**THE REQUEST:** Return each line of the material verbatim.

Chart and figure data
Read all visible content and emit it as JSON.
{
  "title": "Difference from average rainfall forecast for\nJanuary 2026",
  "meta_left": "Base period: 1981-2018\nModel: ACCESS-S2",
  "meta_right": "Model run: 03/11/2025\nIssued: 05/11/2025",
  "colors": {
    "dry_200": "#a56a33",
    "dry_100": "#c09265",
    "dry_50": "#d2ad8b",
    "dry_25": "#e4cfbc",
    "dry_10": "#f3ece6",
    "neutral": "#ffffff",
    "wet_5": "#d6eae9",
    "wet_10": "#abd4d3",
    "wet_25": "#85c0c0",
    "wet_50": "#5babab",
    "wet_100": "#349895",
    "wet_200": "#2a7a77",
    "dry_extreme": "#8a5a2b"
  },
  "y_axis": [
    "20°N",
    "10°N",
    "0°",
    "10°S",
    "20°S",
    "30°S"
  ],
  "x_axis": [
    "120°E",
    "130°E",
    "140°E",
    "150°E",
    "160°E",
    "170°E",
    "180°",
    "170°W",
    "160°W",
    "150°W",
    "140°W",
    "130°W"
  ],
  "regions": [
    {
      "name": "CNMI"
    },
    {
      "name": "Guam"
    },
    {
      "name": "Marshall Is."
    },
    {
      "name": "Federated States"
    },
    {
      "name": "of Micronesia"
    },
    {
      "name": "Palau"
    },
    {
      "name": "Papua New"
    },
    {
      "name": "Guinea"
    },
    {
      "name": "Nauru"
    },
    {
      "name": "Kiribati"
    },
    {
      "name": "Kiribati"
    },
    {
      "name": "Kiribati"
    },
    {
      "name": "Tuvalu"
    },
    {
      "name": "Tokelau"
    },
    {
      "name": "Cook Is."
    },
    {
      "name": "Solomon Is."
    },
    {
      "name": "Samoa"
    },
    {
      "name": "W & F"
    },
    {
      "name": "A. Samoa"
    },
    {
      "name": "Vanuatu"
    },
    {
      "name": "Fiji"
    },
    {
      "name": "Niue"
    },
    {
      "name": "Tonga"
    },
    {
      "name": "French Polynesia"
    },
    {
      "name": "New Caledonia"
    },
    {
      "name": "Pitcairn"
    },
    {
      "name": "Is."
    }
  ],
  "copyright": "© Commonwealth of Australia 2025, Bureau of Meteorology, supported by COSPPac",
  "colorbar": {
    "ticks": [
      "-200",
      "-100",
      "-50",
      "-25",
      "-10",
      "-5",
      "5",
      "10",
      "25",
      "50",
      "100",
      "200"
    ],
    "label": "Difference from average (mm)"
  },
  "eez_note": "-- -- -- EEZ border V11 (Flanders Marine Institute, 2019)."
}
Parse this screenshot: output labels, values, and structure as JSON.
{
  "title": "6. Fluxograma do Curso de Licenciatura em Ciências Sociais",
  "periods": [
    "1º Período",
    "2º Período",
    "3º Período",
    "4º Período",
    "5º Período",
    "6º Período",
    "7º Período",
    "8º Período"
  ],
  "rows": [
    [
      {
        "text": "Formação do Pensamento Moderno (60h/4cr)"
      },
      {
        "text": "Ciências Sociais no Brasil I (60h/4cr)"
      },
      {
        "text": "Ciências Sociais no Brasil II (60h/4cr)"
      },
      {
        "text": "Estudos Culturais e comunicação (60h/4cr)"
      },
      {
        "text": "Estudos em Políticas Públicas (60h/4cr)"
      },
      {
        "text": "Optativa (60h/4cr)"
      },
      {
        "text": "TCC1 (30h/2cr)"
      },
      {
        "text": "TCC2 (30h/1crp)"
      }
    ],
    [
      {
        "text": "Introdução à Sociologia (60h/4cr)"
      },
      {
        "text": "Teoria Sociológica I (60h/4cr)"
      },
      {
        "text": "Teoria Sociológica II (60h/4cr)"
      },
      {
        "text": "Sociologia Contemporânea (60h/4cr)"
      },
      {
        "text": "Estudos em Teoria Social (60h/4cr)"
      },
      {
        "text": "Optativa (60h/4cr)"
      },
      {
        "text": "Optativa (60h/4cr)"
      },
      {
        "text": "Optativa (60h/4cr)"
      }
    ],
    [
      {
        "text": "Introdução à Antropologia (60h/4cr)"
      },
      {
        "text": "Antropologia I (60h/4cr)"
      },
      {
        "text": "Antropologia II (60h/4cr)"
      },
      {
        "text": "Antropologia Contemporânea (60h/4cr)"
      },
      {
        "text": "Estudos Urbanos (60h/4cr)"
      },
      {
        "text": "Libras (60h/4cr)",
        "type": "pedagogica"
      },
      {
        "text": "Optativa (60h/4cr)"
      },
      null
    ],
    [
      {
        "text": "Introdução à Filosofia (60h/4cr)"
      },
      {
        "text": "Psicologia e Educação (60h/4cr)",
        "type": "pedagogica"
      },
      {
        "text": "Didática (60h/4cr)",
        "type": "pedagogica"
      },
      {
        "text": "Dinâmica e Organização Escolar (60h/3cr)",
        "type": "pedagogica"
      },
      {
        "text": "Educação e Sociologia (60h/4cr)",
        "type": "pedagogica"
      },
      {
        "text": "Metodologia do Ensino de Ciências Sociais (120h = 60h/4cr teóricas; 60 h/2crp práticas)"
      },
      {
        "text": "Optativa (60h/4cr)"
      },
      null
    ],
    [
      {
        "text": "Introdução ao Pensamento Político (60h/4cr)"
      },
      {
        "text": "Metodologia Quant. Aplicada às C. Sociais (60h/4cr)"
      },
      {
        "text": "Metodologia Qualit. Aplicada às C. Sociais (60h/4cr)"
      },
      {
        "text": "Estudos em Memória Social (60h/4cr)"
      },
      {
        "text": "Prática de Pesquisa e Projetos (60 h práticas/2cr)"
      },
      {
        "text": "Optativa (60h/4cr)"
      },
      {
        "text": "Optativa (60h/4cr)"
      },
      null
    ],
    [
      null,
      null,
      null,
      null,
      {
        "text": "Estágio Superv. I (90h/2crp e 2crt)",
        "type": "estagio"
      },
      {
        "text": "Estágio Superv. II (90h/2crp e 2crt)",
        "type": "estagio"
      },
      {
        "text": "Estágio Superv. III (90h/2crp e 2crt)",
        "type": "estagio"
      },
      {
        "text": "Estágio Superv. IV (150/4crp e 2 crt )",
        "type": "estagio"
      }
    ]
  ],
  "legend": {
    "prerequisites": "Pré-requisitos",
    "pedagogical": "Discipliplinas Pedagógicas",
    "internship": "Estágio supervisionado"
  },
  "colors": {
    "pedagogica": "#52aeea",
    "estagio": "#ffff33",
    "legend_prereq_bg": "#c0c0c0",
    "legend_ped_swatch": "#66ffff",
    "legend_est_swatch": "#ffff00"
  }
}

**OUTPUT FOR THIS EXERCISE:**
Read all visible content and emit it as JSON.
{
  "title": "Difference from average rainfall forecast for\nJanuary 2026",
  "meta_left": "Base period: 1981-2018\nModel: ACCESS-S2",
  "meta_right": "Model run: 03/11/2025\nIssued: 05/11/2025",
  "colors": {
    "dry_200": "#a56a33",
    "dry_100": "#c09265",
    "dry_50": "#d2ad8b",
    "dry_25": "#e4cfbc",
    "dry_10": "#f3ece6",
    "neutral": "#ffffff",
    "wet_5": "#d6eae9",
    "wet_10": "#abd4d3",
    "wet_25": "#85c0c0",
    "wet_50": "#5babab",
    "wet_100": "#349895",
    "wet_200": "#2a7a77",
    "dry_extreme": "#8a5a2b"
  },
  "y_axis": [
    "20°N",
    "10°N",
    "0°",
    "10°S",
    "20°S",
    "30°S"
  ],
  "x_axis": [
    "120°E",
    "130°E",
    "140°E",
    "150°E",
    "160°E",
    "170°E",
    "180°",
    "170°W",
    "160°W",
    "150°W",
    "140°W",
    "130°W"
  ],
  "regions": [
    {
      "name": "CNMI"
    },
    {
      "name": "Guam"
    },
    {
      "name": "Marshall Is."
    },
    {
      "name": "Federated States"
    },
    {
      "name": "of Micronesia"
    },
    {
      "name": "Palau"
    },
    {
      "name": "Papua New"
    },
    {
      "name": "Guinea"
    },
    {
      "name": "Nauru"
    },
    {
      "name": "Kiribati"
    },
    {
      "name": "Kiribati"
    },
    {
      "name": "Kiribati"
    },
    {
      "name": "Tuvalu"
    },
    {
      "name": "Tokelau"
    },
    {
      "name": "Cook Is."
    },
    {
      "name": "Solomon Is."
    },
    {
      "name": "Samoa"
    },
    {
      "name": "W & F"
    },
    {
      "name": "A. Samoa"
    },
    {
      "name": "Vanuatu"
    },
    {
      "name": "Fiji"
    },
    {
      "name": "Niue"
    },
    {
      "name": "Tonga"
    },
    {
      "name": "French Polynesia"
    },
    {
      "name": "New Caledonia"
    },
    {
      "name": "Pitcairn"
    },
    {
      "name": "Is."
    }
  ],
  "copyright": "© Commonwealth of Australia 2025, Bureau of Meteorology, supported by COSPPac",
  "colorbar": {
    "ticks": [
      "-200",
      "-100",
      "-50",
      "-25",
      "-10",
      "-5",
      "5",
      "10",
      "25",
      "50",
      "100",
      "200"
    ],
    "label": "Difference from average (mm)"
  },
  "eez_note": "-- -- -- EEZ border V11 (Flanders Marine Institute, 2019)."
}
Parse this screenshot: output labels, values, and structure as JSON.
{
  "title": "6. Fluxograma do Curso de Licenciatura em Ciências Sociais",
  "periods": [
    "1º Período",
    "2º Período",
    "3º Período",
    "4º Período",
    "5º Período",
    "6º Período",
    "7º Período",
    "8º Período"
  ],
  "rows": [
    [
      {
        "text": "Formação do Pensamento Moderno (60h/4cr)"
      },
      {
        "text": "Ciências Sociais no Brasil I (60h/4cr)"
      },
      {
        "text": "Ciências Sociais no Brasil II (60h/4cr)"
      },
      {
        "text": "Estudos Culturais e comunicação (60h/4cr)"
      },
      {
        "text": "Estudos em Políticas Públicas (60h/4cr)"
      },
      {
        "text": "Optativa (60h/4cr)"
      },
      {
        "text": "TCC1 (30h/2cr)"
      },
      {
        "text": "TCC2 (30h/1crp)"
      }
    ],
    [
      {
        "text": "Introdução à Sociologia (60h/4cr)"
      },
      {
        "text": "Teoria Sociológica I (60h/4cr)"
      },
      {
        "text": "Teoria Sociológica II (60h/4cr)"
      },
      {
        "text": "Sociologia Contemporânea (60h/4cr)"
      },
      {
        "text": "Estudos em Teoria Social (60h/4cr)"
      },
      {
        "text": "Optativa (60h/4cr)"
      },
      {
        "text": "Optativa (60h/4cr)"
      },
      {
        "text": "Optativa (60h/4cr)"
      }
    ],
    [
      {
        "text": "Introdução à Antropologia (60h/4cr)"
      },
      {
        "text": "Antropologia I (60h/4cr)"
      },
      {
        "text": "Antropologia II (60h/4cr)"
      },
      {
        "text": "Antropologia Contemporânea (60h/4cr)"
      },
      {
        "text": "Estudos Urbanos (60h/4cr)"
      },
      {
        "text": "Libras (60h/4cr)",
        "type": "pedagogica"
      },
      {
        "text": "Optativa (60h/4cr)"
      },
      null
    ],
    [
      {
        "text": "Introdução à Filosofia (60h/4cr)"
      },
      {
        "text": "Psicologia e Educação (60h/4cr)",
        "type": "pedagogica"
      },
      {
        "text": "Didática (60h/4cr)",
        "type": "pedagogica"
      },
      {
        "text": "Dinâmica e Organização Escolar (60h/3cr)",
        "type": "pedagogica"
      },
      {
        "text": "Educação e Sociologia (60h/4cr)",
        "type": "pedagogica"
      },
      {
        "text": "Metodologia do Ensino de Ciências Sociais (120h = 60h/4cr teóricas; 60 h/2crp práticas)"
      },
      {
        "text": "Optativa (60h/4cr)"
      },
      null
    ],
    [
      {
        "text": "Introdução ao Pensamento Político (60h/4cr)"
      },
      {
        "text": "Metodologia Quant. Aplicada às C. Sociais (60h/4cr)"
      },
      {
        "text": "Metodologia Qualit. Aplicada às C. Sociais (60h/4cr)"
      },
      {
        "text": "Estudos em Memória Social (60h/4cr)"
      },
      {
        "text": "Prática de Pesquisa e Projetos (60 h práticas/2cr)"
      },
      {
        "text": "Optativa (60h/4cr)"
      },
      {
        "text": "Optativa (60h/4cr)"
      },
      null
    ],
    [
      null,
      null,
      null,
      null,
      {
        "text": "Estágio Superv. I (90h/2crp e 2crt)",
        "type": "estagio"
      },
      {
        "text": "Estágio Superv. II (90h/2crp e 2crt)",
        "type": "estagio"
      },
      {
        "text": "Estágio Superv. III (90h/2crp e 2crt)",
        "type": "estagio"
      },
      {
        "text": "Estágio Superv. IV (150/4crp e 2 crt )",
        "type": "estagio"
      }
    ]
  ],
  "legend": {
    "prerequisites": "Pré-requisitos",
    "pedagogical": "Discipliplinas Pedagógicas",
    "internship": "Estágio supervisionado"
  },
  "colors": {
    "pedagogica": "#52aeea",
    "estagio": "#ffff33",
    "legend_prereq_bg": "#c0c0c0",
    "legend_ped_swatch": "#66ffff",
    "legend_est_swatch": "#ffff00"
  }
}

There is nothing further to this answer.